— BEGIN Dataset content —

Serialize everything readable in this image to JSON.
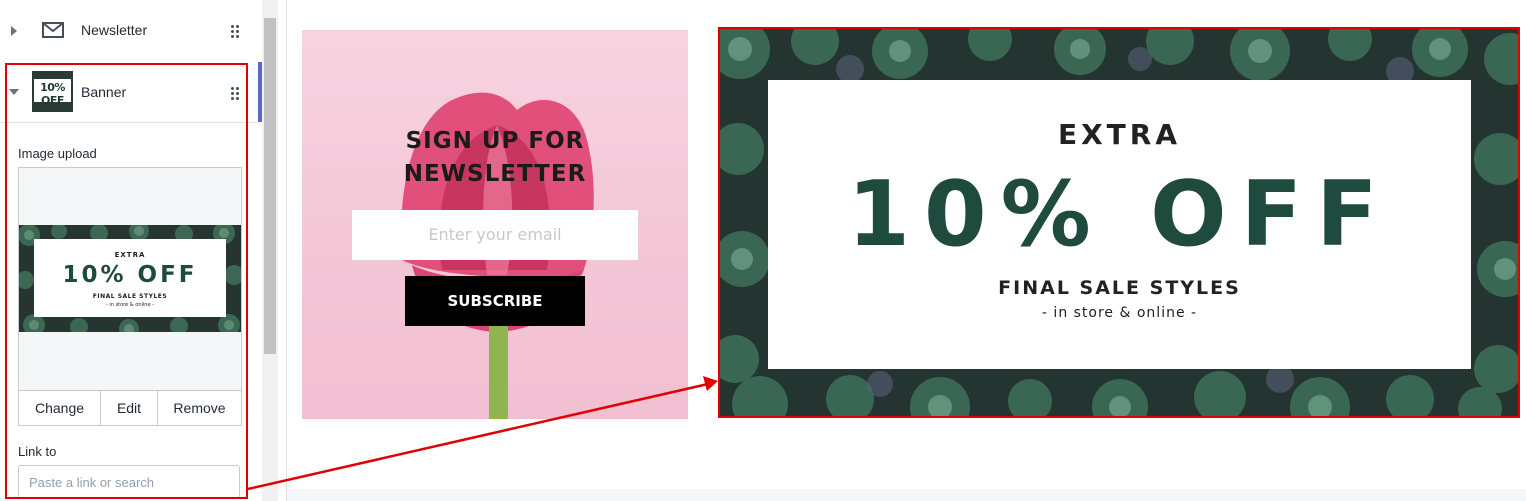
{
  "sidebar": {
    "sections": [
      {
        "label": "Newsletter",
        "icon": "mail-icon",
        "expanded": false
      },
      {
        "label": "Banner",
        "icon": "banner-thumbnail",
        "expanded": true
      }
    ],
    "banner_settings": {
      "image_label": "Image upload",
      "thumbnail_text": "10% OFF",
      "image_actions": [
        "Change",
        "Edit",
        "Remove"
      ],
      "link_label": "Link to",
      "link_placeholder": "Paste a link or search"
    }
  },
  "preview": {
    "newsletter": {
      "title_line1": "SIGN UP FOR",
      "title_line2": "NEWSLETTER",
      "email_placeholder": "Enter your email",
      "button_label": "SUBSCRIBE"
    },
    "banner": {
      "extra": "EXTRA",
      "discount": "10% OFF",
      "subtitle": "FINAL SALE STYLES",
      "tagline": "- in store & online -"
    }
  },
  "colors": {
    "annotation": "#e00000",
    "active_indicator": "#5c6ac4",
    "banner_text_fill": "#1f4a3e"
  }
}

— END Dataset content —

Job: Every line of the material is to be quoted exactly, with no pictures carried over.

Final answer:
Serialize everything readable in this image to JSON.
{
  "sidebar": {
    "sections": [
      {
        "label": "Newsletter",
        "icon": "mail-icon",
        "expanded": false
      },
      {
        "label": "Banner",
        "icon": "banner-thumbnail",
        "expanded": true
      }
    ],
    "banner_settings": {
      "image_label": "Image upload",
      "thumbnail_text": "10% OFF",
      "image_actions": [
        "Change",
        "Edit",
        "Remove"
      ],
      "link_label": "Link to",
      "link_placeholder": "Paste a link or search"
    }
  },
  "preview": {
    "newsletter": {
      "title_line1": "SIGN UP FOR",
      "title_line2": "NEWSLETTER",
      "email_placeholder": "Enter your email",
      "button_label": "SUBSCRIBE"
    },
    "banner": {
      "extra": "EXTRA",
      "discount": "10% OFF",
      "subtitle": "FINAL SALE STYLES",
      "tagline": "- in store & online -"
    }
  },
  "colors": {
    "annotation": "#e00000",
    "active_indicator": "#5c6ac4",
    "banner_text_fill": "#1f4a3e"
  }
}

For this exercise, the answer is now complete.